- _Records provided_
════════════════════
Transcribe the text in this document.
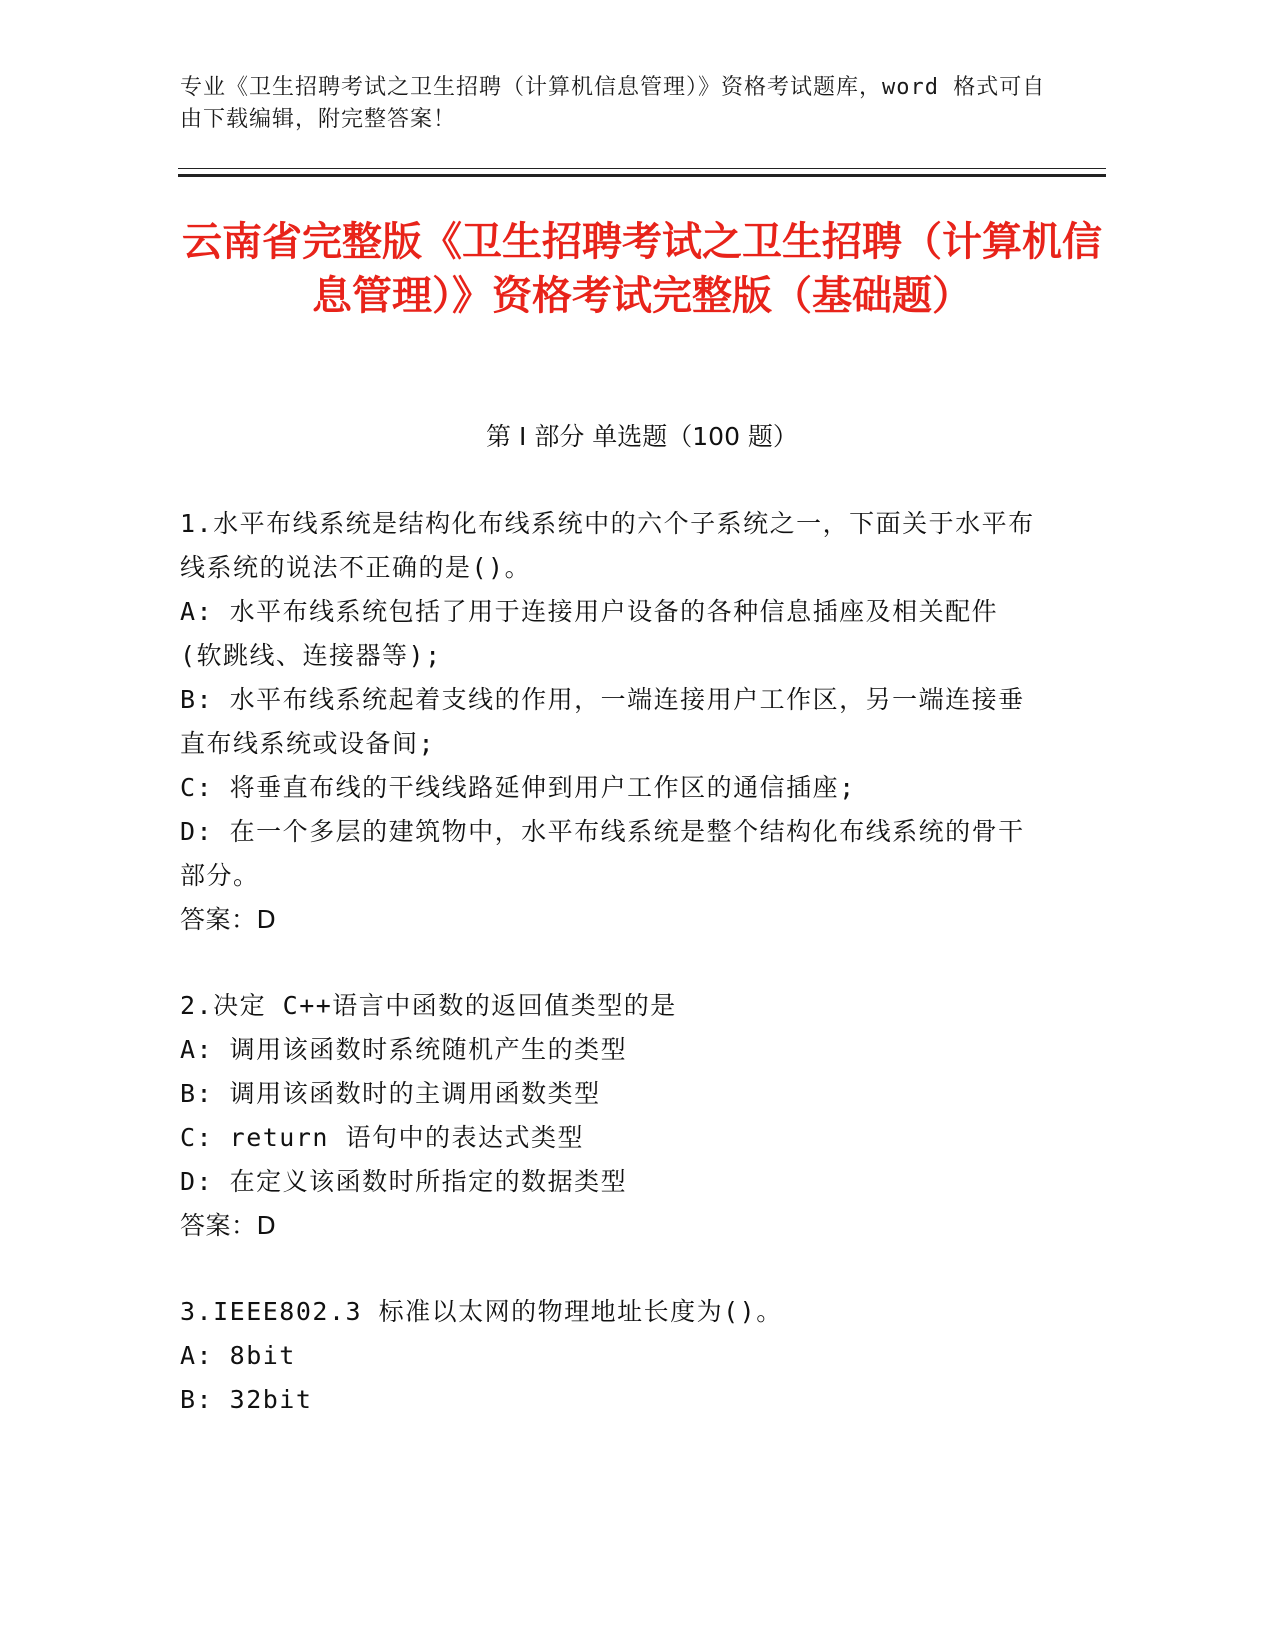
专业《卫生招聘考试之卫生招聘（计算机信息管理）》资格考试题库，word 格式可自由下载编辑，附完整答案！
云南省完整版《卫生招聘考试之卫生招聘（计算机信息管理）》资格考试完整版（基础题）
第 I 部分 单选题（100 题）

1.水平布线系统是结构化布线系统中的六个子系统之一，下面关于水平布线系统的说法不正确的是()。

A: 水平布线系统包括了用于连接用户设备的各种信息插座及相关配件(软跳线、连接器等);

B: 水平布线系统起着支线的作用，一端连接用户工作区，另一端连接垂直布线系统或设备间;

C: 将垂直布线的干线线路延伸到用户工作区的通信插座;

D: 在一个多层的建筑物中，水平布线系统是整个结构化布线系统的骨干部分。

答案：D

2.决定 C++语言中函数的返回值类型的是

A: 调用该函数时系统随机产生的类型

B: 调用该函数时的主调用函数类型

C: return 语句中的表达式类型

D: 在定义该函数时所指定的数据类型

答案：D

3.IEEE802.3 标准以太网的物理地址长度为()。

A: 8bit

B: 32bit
════════════════════
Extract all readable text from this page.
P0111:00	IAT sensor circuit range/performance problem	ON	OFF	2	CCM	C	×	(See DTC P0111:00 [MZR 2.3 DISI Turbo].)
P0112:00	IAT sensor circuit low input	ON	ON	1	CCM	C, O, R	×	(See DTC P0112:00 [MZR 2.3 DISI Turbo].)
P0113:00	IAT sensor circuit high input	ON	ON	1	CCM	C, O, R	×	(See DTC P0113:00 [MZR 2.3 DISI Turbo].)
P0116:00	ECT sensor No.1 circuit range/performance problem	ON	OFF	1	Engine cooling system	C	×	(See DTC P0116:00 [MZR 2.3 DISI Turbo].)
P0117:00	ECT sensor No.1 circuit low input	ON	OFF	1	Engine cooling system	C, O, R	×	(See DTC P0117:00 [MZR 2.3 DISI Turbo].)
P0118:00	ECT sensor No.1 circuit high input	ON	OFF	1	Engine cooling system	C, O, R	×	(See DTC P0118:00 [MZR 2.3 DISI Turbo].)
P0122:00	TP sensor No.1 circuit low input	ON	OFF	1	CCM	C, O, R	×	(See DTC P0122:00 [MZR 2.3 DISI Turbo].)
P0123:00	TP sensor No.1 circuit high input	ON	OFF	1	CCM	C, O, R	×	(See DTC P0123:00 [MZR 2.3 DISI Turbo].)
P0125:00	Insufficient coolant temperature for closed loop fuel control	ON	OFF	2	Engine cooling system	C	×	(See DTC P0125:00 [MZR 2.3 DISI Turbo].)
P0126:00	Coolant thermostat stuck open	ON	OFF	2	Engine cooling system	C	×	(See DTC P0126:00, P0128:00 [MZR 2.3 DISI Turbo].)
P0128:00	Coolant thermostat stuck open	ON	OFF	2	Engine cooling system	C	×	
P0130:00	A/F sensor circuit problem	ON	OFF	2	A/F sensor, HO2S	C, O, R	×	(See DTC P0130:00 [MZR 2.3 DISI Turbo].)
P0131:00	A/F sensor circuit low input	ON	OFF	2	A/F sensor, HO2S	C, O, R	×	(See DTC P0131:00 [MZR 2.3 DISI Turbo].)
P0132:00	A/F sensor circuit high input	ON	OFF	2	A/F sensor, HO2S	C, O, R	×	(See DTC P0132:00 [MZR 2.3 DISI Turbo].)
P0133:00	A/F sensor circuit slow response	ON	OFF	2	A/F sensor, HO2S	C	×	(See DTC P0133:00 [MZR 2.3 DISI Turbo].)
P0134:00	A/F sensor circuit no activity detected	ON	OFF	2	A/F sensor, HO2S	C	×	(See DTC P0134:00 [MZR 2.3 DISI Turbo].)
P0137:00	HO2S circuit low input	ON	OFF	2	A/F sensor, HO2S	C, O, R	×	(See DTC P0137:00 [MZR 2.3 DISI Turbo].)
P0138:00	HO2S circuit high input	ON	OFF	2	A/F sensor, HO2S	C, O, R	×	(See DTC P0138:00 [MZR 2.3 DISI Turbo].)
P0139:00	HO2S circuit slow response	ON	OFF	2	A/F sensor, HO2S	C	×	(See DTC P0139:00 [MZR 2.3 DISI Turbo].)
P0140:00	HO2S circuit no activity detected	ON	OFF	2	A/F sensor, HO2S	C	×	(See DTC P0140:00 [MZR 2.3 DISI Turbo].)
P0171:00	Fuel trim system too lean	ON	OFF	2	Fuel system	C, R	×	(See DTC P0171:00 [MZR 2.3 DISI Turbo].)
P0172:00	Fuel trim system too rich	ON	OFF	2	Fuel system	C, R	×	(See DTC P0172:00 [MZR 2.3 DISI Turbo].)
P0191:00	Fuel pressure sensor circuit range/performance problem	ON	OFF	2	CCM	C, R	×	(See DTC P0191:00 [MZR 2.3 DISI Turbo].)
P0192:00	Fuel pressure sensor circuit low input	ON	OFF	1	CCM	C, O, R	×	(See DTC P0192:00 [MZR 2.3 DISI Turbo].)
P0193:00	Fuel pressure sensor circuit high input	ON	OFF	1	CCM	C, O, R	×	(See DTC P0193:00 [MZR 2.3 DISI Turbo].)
════════════════════
- _Do this_
Look through the material and copy each line that has "pressure".

- _Result of this exercise_
P0191:00	Fuel pressure sensor circuit range/performance problem	ON	OFF	2	CCM	C, R	×	(See DTC P0191:00 [MZR 2.3 DISI Turbo].)
P0192:00	Fuel pressure sensor circuit low input	ON	OFF	1	CCM	C, O, R	×	(See DTC P0192:00 [MZR 2.3 DISI Turbo].)
P0193:00	Fuel pressure sensor circuit high input	ON	OFF	1	CCM	C, O, R	×	(See DTC P0193:00 [MZR 2.3 DISI Turbo].)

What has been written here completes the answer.